## Begin Items
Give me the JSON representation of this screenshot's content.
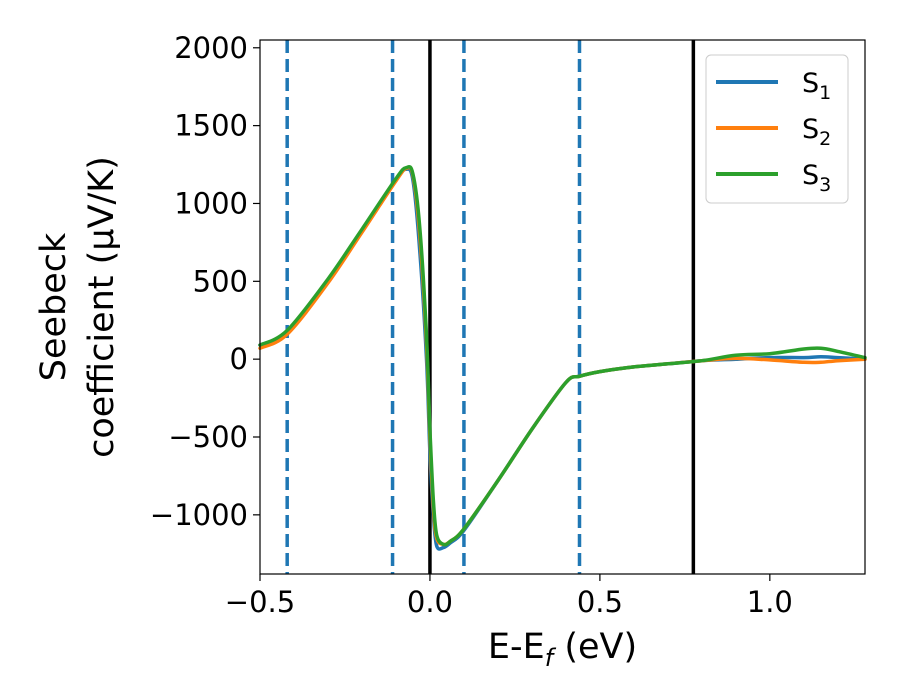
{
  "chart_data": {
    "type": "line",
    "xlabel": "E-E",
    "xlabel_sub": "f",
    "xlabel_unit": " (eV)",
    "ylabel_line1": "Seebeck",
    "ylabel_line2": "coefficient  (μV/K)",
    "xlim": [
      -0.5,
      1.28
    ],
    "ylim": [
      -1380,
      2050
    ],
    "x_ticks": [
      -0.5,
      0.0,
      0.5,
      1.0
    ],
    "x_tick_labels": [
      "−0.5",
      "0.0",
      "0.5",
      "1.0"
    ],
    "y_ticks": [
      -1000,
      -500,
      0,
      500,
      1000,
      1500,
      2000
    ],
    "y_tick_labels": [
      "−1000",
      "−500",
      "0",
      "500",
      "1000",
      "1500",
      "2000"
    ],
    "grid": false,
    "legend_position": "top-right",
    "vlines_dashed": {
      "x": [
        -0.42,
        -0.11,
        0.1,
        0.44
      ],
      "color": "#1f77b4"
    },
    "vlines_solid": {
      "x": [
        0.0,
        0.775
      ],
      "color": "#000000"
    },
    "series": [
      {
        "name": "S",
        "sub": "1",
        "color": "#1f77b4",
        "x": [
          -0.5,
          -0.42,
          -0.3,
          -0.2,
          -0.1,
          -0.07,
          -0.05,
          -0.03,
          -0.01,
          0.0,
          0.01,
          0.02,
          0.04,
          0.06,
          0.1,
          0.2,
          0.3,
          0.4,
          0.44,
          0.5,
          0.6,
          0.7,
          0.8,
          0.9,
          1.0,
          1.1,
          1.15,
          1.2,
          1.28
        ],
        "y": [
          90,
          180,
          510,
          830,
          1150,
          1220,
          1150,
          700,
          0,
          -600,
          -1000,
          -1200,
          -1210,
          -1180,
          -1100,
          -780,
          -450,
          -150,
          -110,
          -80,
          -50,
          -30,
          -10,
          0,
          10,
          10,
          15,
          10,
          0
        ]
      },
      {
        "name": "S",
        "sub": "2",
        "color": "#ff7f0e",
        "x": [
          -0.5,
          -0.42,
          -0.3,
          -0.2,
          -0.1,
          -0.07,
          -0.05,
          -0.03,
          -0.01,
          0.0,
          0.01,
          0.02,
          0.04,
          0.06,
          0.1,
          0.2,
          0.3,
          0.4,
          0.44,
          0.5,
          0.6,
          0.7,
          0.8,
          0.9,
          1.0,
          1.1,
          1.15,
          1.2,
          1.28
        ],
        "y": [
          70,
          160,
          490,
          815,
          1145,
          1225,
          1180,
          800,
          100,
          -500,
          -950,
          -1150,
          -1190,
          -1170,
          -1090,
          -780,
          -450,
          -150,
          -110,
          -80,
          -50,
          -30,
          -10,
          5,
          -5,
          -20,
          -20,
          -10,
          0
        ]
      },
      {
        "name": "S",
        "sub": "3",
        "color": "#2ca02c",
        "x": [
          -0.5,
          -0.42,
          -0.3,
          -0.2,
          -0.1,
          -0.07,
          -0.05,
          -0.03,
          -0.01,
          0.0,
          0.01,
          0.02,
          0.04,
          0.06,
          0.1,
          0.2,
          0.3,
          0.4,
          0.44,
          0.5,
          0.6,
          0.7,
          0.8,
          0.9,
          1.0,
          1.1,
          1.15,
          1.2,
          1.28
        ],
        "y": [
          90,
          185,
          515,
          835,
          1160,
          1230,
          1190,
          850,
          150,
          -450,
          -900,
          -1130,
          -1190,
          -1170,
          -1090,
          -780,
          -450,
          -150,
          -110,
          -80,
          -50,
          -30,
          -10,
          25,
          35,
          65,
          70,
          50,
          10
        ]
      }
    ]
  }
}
## End Items
- **Work instructions**
Print out the lines exactly, skipping any picture.

- **Written response**
Give me the JSON representation of this screenshot's content.
{
  "chart_data": {
    "type": "line",
    "xlabel": "E-E",
    "xlabel_sub": "f",
    "xlabel_unit": " (eV)",
    "ylabel_line1": "Seebeck",
    "ylabel_line2": "coefficient  (μV/K)",
    "xlim": [
      -0.5,
      1.28
    ],
    "ylim": [
      -1380,
      2050
    ],
    "x_ticks": [
      -0.5,
      0.0,
      0.5,
      1.0
    ],
    "x_tick_labels": [
      "−0.5",
      "0.0",
      "0.5",
      "1.0"
    ],
    "y_ticks": [
      -1000,
      -500,
      0,
      500,
      1000,
      1500,
      2000
    ],
    "y_tick_labels": [
      "−1000",
      "−500",
      "0",
      "500",
      "1000",
      "1500",
      "2000"
    ],
    "grid": false,
    "legend_position": "top-right",
    "vlines_dashed": {
      "x": [
        -0.42,
        -0.11,
        0.1,
        0.44
      ],
      "color": "#1f77b4"
    },
    "vlines_solid": {
      "x": [
        0.0,
        0.775
      ],
      "color": "#000000"
    },
    "series": [
      {
        "name": "S",
        "sub": "1",
        "color": "#1f77b4",
        "x": [
          -0.5,
          -0.42,
          -0.3,
          -0.2,
          -0.1,
          -0.07,
          -0.05,
          -0.03,
          -0.01,
          0.0,
          0.01,
          0.02,
          0.04,
          0.06,
          0.1,
          0.2,
          0.3,
          0.4,
          0.44,
          0.5,
          0.6,
          0.7,
          0.8,
          0.9,
          1.0,
          1.1,
          1.15,
          1.2,
          1.28
        ],
        "y": [
          90,
          180,
          510,
          830,
          1150,
          1220,
          1150,
          700,
          0,
          -600,
          -1000,
          -1200,
          -1210,
          -1180,
          -1100,
          -780,
          -450,
          -150,
          -110,
          -80,
          -50,
          -30,
          -10,
          0,
          10,
          10,
          15,
          10,
          0
        ]
      },
      {
        "name": "S",
        "sub": "2",
        "color": "#ff7f0e",
        "x": [
          -0.5,
          -0.42,
          -0.3,
          -0.2,
          -0.1,
          -0.07,
          -0.05,
          -0.03,
          -0.01,
          0.0,
          0.01,
          0.02,
          0.04,
          0.06,
          0.1,
          0.2,
          0.3,
          0.4,
          0.44,
          0.5,
          0.6,
          0.7,
          0.8,
          0.9,
          1.0,
          1.1,
          1.15,
          1.2,
          1.28
        ],
        "y": [
          70,
          160,
          490,
          815,
          1145,
          1225,
          1180,
          800,
          100,
          -500,
          -950,
          -1150,
          -1190,
          -1170,
          -1090,
          -780,
          -450,
          -150,
          -110,
          -80,
          -50,
          -30,
          -10,
          5,
          -5,
          -20,
          -20,
          -10,
          0
        ]
      },
      {
        "name": "S",
        "sub": "3",
        "color": "#2ca02c",
        "x": [
          -0.5,
          -0.42,
          -0.3,
          -0.2,
          -0.1,
          -0.07,
          -0.05,
          -0.03,
          -0.01,
          0.0,
          0.01,
          0.02,
          0.04,
          0.06,
          0.1,
          0.2,
          0.3,
          0.4,
          0.44,
          0.5,
          0.6,
          0.7,
          0.8,
          0.9,
          1.0,
          1.1,
          1.15,
          1.2,
          1.28
        ],
        "y": [
          90,
          185,
          515,
          835,
          1160,
          1230,
          1190,
          850,
          150,
          -450,
          -900,
          -1130,
          -1190,
          -1170,
          -1090,
          -780,
          -450,
          -150,
          -110,
          -80,
          -50,
          -30,
          -10,
          25,
          35,
          65,
          70,
          50,
          10
        ]
      }
    ]
  }
}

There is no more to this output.